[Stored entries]

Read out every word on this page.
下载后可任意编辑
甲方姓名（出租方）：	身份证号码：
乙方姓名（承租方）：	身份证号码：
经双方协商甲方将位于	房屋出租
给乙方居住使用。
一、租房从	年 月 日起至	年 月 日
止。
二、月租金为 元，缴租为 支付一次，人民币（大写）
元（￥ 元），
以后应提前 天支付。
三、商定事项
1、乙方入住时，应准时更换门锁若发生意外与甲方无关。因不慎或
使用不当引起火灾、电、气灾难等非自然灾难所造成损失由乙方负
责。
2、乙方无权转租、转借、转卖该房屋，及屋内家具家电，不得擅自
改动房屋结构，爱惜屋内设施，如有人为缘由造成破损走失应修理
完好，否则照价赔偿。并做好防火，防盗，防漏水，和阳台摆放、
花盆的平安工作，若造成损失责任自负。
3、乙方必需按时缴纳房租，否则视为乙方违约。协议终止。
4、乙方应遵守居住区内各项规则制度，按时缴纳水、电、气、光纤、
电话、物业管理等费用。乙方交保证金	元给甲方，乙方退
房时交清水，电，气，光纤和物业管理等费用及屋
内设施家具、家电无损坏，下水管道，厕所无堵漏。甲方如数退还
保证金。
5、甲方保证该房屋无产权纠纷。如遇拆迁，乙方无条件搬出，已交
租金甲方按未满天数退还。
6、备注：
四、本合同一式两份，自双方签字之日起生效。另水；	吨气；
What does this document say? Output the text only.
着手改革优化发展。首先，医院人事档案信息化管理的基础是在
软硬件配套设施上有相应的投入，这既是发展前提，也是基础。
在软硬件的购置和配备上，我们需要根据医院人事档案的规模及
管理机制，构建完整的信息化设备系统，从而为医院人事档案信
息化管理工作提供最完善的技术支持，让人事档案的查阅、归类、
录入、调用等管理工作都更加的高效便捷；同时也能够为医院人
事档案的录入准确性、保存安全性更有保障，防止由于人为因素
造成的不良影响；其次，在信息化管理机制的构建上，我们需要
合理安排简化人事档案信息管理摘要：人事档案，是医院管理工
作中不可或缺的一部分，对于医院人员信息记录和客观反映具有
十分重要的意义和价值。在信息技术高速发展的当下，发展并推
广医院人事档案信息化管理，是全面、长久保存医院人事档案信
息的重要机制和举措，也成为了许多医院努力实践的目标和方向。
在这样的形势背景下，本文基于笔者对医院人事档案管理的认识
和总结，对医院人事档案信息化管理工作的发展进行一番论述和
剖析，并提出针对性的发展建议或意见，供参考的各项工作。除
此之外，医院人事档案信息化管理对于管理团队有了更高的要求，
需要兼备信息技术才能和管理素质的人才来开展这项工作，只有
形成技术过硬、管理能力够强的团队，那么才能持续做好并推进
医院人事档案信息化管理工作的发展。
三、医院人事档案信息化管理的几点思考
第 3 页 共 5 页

> EXERCISE OBJECTIVE
The entries above must be returned exactly.

> COMPLETE OUTPUT
Read out every word on this page.
下载后可任意编辑
甲方姓名（出租方）：	身份证号码：
乙方姓名（承租方）：	身份证号码：
经双方协商甲方将位于	房屋出租
给乙方居住使用。
一、租房从	年 月 日起至	年 月 日
止。
二、月租金为 元，缴租为 支付一次，人民币（大写）
元（￥ 元），
以后应提前 天支付。
三、商定事项
1、乙方入住时，应准时更换门锁若发生意外与甲方无关。因不慎或
使用不当引起火灾、电、气灾难等非自然灾难所造成损失由乙方负
责。
2、乙方无权转租、转借、转卖该房屋，及屋内家具家电，不得擅自
改动房屋结构，爱惜屋内设施，如有人为缘由造成破损走失应修理
完好，否则照价赔偿。并做好防火，防盗，防漏水，和阳台摆放、
花盆的平安工作，若造成损失责任自负。
3、乙方必需按时缴纳房租，否则视为乙方违约。协议终止。
4、乙方应遵守居住区内各项规则制度，按时缴纳水、电、气、光纤、
电话、物业管理等费用。乙方交保证金	元给甲方，乙方退
房时交清水，电，气，光纤和物业管理等费用及屋
内设施家具、家电无损坏，下水管道，厕所无堵漏。甲方如数退还
保证金。
5、甲方保证该房屋无产权纠纷。如遇拆迁，乙方无条件搬出，已交
租金甲方按未满天数退还。
6、备注：
四、本合同一式两份，自双方签字之日起生效。另水；	吨气；
What does this document say? Output the text only.
着手改革优化发展。首先，医院人事档案信息化管理的基础是在
软硬件配套设施上有相应的投入，这既是发展前提，也是基础。
在软硬件的购置和配备上，我们需要根据医院人事档案的规模及
管理机制，构建完整的信息化设备系统，从而为医院人事档案信
息化管理工作提供最完善的技术支持，让人事档案的查阅、归类、
录入、调用等管理工作都更加的高效便捷；同时也能够为医院人
事档案的录入准确性、保存安全性更有保障，防止由于人为因素
造成的不良影响；其次，在信息化管理机制的构建上，我们需要
合理安排简化人事档案信息管理摘要：人事档案，是医院管理工
作中不可或缺的一部分，对于医院人员信息记录和客观反映具有
十分重要的意义和价值。在信息技术高速发展的当下，发展并推
广医院人事档案信息化管理，是全面、长久保存医院人事档案信
息的重要机制和举措，也成为了许多医院努力实践的目标和方向。
在这样的形势背景下，本文基于笔者对医院人事档案管理的认识
和总结，对医院人事档案信息化管理工作的发展进行一番论述和
剖析，并提出针对性的发展建议或意见，供参考的各项工作。除
此之外，医院人事档案信息化管理对于管理团队有了更高的要求，
需要兼备信息技术才能和管理素质的人才来开展这项工作，只有
形成技术过硬、管理能力够强的团队，那么才能持续做好并推进
医院人事档案信息化管理工作的发展。
三、医院人事档案信息化管理的几点思考
第 3 页 共 5 页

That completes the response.